*** Data entries ***

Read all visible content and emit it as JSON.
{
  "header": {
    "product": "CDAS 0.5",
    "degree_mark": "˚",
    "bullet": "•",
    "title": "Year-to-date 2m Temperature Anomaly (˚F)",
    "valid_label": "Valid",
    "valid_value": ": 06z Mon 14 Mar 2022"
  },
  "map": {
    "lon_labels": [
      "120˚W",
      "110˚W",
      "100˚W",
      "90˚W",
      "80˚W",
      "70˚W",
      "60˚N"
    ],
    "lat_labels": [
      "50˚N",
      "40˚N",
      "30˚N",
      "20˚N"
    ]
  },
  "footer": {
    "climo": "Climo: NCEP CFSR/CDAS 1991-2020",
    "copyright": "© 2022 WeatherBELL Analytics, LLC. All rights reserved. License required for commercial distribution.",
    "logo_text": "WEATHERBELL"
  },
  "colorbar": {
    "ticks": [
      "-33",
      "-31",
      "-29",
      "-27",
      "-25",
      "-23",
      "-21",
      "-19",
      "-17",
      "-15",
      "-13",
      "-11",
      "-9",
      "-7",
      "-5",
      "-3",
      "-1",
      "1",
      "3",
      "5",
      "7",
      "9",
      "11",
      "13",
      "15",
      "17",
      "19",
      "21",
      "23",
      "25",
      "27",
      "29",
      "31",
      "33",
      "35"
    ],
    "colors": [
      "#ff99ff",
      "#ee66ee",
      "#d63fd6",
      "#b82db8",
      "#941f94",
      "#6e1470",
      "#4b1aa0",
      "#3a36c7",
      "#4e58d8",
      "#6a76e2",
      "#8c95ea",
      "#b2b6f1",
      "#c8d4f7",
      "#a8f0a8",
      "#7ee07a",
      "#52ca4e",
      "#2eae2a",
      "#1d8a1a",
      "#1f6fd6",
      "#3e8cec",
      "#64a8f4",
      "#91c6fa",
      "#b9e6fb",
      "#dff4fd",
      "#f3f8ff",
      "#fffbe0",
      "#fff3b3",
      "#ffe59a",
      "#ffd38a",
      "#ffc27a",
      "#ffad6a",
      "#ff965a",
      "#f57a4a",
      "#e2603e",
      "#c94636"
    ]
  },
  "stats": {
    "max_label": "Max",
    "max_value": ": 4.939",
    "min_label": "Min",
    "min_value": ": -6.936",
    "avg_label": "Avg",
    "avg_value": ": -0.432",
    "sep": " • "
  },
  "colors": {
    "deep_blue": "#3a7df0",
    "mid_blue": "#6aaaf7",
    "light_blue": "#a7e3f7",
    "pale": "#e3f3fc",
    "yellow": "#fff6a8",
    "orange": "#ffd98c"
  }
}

***

Aim of the task = Your task is to transcribe the listing above in full, exactly as given.

Answer below =
Read all visible content and emit it as JSON.
{
  "header": {
    "product": "CDAS 0.5",
    "degree_mark": "˚",
    "bullet": "•",
    "title": "Year-to-date 2m Temperature Anomaly (˚F)",
    "valid_label": "Valid",
    "valid_value": ": 06z Mon 14 Mar 2022"
  },
  "map": {
    "lon_labels": [
      "120˚W",
      "110˚W",
      "100˚W",
      "90˚W",
      "80˚W",
      "70˚W",
      "60˚N"
    ],
    "lat_labels": [
      "50˚N",
      "40˚N",
      "30˚N",
      "20˚N"
    ]
  },
  "footer": {
    "climo": "Climo: NCEP CFSR/CDAS 1991-2020",
    "copyright": "© 2022 WeatherBELL Analytics, LLC. All rights reserved. License required for commercial distribution.",
    "logo_text": "WEATHERBELL"
  },
  "colorbar": {
    "ticks": [
      "-33",
      "-31",
      "-29",
      "-27",
      "-25",
      "-23",
      "-21",
      "-19",
      "-17",
      "-15",
      "-13",
      "-11",
      "-9",
      "-7",
      "-5",
      "-3",
      "-1",
      "1",
      "3",
      "5",
      "7",
      "9",
      "11",
      "13",
      "15",
      "17",
      "19",
      "21",
      "23",
      "25",
      "27",
      "29",
      "31",
      "33",
      "35"
    ],
    "colors": [
      "#ff99ff",
      "#ee66ee",
      "#d63fd6",
      "#b82db8",
      "#941f94",
      "#6e1470",
      "#4b1aa0",
      "#3a36c7",
      "#4e58d8",
      "#6a76e2",
      "#8c95ea",
      "#b2b6f1",
      "#c8d4f7",
      "#a8f0a8",
      "#7ee07a",
      "#52ca4e",
      "#2eae2a",
      "#1d8a1a",
      "#1f6fd6",
      "#3e8cec",
      "#64a8f4",
      "#91c6fa",
      "#b9e6fb",
      "#dff4fd",
      "#f3f8ff",
      "#fffbe0",
      "#fff3b3",
      "#ffe59a",
      "#ffd38a",
      "#ffc27a",
      "#ffad6a",
      "#ff965a",
      "#f57a4a",
      "#e2603e",
      "#c94636"
    ]
  },
  "stats": {
    "max_label": "Max",
    "max_value": ": 4.939",
    "min_label": "Min",
    "min_value": ": -6.936",
    "avg_label": "Avg",
    "avg_value": ": -0.432",
    "sep": " • "
  },
  "colors": {
    "deep_blue": "#3a7df0",
    "mid_blue": "#6aaaf7",
    "light_blue": "#a7e3f7",
    "pale": "#e3f3fc",
    "yellow": "#fff6a8",
    "orange": "#ffd98c"
  }
}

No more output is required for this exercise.